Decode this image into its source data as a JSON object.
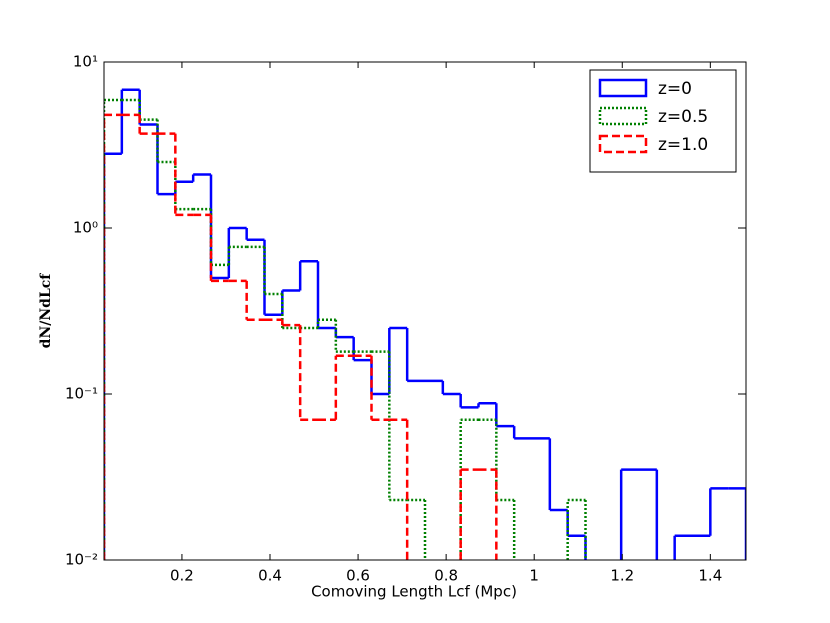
{
  "chart_data": {
    "type": "histogram",
    "xlabel": "Comoving Length Lcf (Mpc)",
    "ylabel": "dN/NdLcf",
    "xlim": [
      0.023,
      1.481
    ],
    "ylim": [
      0.01,
      10
    ],
    "yscale": "log",
    "xticks": [
      0.2,
      0.4,
      0.6,
      0.8,
      1.0,
      1.2,
      1.4
    ],
    "yticks": [
      {
        "value": 0.01,
        "label": "10⁻²"
      },
      {
        "value": 0.1,
        "label": "10⁻¹"
      },
      {
        "value": 1,
        "label": "10⁰"
      },
      {
        "value": 10,
        "label": "10¹"
      }
    ],
    "legend": "upper right",
    "bins": [
      0.023,
      0.0635,
      0.104,
      0.1445,
      0.185,
      0.2255,
      0.266,
      0.3065,
      0.347,
      0.3875,
      0.428,
      0.4685,
      0.509,
      0.5495,
      0.59,
      0.6305,
      0.671,
      0.7115,
      0.752,
      0.7925,
      0.833,
      0.8735,
      0.914,
      0.9545,
      0.995,
      1.0355,
      1.076,
      1.1165,
      1.157,
      1.1975,
      1.238,
      1.2785,
      1.319,
      1.3595,
      1.4,
      1.4405,
      1.481
    ],
    "series": [
      {
        "name": "z=0",
        "color": "#0000ff",
        "linestyle": "solid",
        "values": [
          2.8,
          6.8,
          4.2,
          1.6,
          1.9,
          2.1,
          0.5,
          1.0,
          0.85,
          0.3,
          0.42,
          0.63,
          0.25,
          0.22,
          0.16,
          0.1,
          0.25,
          0.12,
          0.12,
          0.1,
          0.083,
          0.088,
          0.064,
          0.054,
          0.054,
          0.02,
          0.014,
          null,
          null,
          0.035,
          0.035,
          null,
          0.014,
          0.014,
          0.027,
          0.027
        ]
      },
      {
        "name": "z=0.5",
        "color": "#008000",
        "linestyle": "dotted",
        "values": [
          5.9,
          5.9,
          4.5,
          2.5,
          1.3,
          1.3,
          0.6,
          0.77,
          0.77,
          0.4,
          0.25,
          0.25,
          0.28,
          0.18,
          0.18,
          0.18,
          0.023,
          0.023,
          null,
          null,
          0.07,
          0.07,
          0.023,
          null,
          null,
          null,
          0.023,
          null,
          null,
          null,
          null,
          null,
          null,
          null,
          null,
          null
        ]
      },
      {
        "name": "z=1.0",
        "color": "#ff0000",
        "linestyle": "dashed",
        "values": [
          4.8,
          4.8,
          3.7,
          3.7,
          1.2,
          1.2,
          0.48,
          0.48,
          0.28,
          0.28,
          0.26,
          0.07,
          0.07,
          0.17,
          0.17,
          0.07,
          0.07,
          null,
          null,
          null,
          0.035,
          0.035,
          null,
          null,
          null,
          null,
          null,
          null,
          null,
          null,
          null,
          null,
          null,
          null,
          null,
          null
        ]
      }
    ]
  }
}
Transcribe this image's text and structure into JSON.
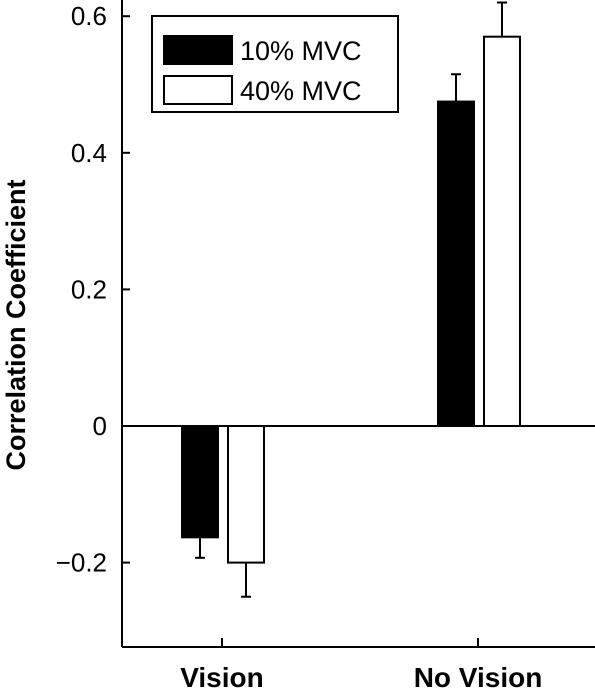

- [TASK OBJECTIVE] Retype the data above exactly; pictures are not part of the copy.

- [EXERCISE ANSWER]
Decode this image into its source data as a JSON object.
{
  "chart_data": {
    "type": "histogram",
    "xlabel": "Comoving Length Lcf (Mpc)",
    "ylabel": "dN/NdLcf",
    "xlim": [
      0.023,
      1.481
    ],
    "ylim": [
      0.01,
      10
    ],
    "yscale": "log",
    "xticks": [
      0.2,
      0.4,
      0.6,
      0.8,
      1.0,
      1.2,
      1.4
    ],
    "yticks": [
      {
        "value": 0.01,
        "label": "10⁻²"
      },
      {
        "value": 0.1,
        "label": "10⁻¹"
      },
      {
        "value": 1,
        "label": "10⁰"
      },
      {
        "value": 10,
        "label": "10¹"
      }
    ],
    "legend": "upper right",
    "bins": [
      0.023,
      0.0635,
      0.104,
      0.1445,
      0.185,
      0.2255,
      0.266,
      0.3065,
      0.347,
      0.3875,
      0.428,
      0.4685,
      0.509,
      0.5495,
      0.59,
      0.6305,
      0.671,
      0.7115,
      0.752,
      0.7925,
      0.833,
      0.8735,
      0.914,
      0.9545,
      0.995,
      1.0355,
      1.076,
      1.1165,
      1.157,
      1.1975,
      1.238,
      1.2785,
      1.319,
      1.3595,
      1.4,
      1.4405,
      1.481
    ],
    "series": [
      {
        "name": "z=0",
        "color": "#0000ff",
        "linestyle": "solid",
        "values": [
          2.8,
          6.8,
          4.2,
          1.6,
          1.9,
          2.1,
          0.5,
          1.0,
          0.85,
          0.3,
          0.42,
          0.63,
          0.25,
          0.22,
          0.16,
          0.1,
          0.25,
          0.12,
          0.12,
          0.1,
          0.083,
          0.088,
          0.064,
          0.054,
          0.054,
          0.02,
          0.014,
          null,
          null,
          0.035,
          0.035,
          null,
          0.014,
          0.014,
          0.027,
          0.027
        ]
      },
      {
        "name": "z=0.5",
        "color": "#008000",
        "linestyle": "dotted",
        "values": [
          5.9,
          5.9,
          4.5,
          2.5,
          1.3,
          1.3,
          0.6,
          0.77,
          0.77,
          0.4,
          0.25,
          0.25,
          0.28,
          0.18,
          0.18,
          0.18,
          0.023,
          0.023,
          null,
          null,
          0.07,
          0.07,
          0.023,
          null,
          null,
          null,
          0.023,
          null,
          null,
          null,
          null,
          null,
          null,
          null,
          null,
          null
        ]
      },
      {
        "name": "z=1.0",
        "color": "#ff0000",
        "linestyle": "dashed",
        "values": [
          4.8,
          4.8,
          3.7,
          3.7,
          1.2,
          1.2,
          0.48,
          0.48,
          0.28,
          0.28,
          0.26,
          0.07,
          0.07,
          0.17,
          0.17,
          0.07,
          0.07,
          null,
          null,
          null,
          0.035,
          0.035,
          null,
          null,
          null,
          null,
          null,
          null,
          null,
          null,
          null,
          null,
          null,
          null,
          null,
          null
        ]
      }
    ]
  }
}
Transcribe this image's text and structure into JSON.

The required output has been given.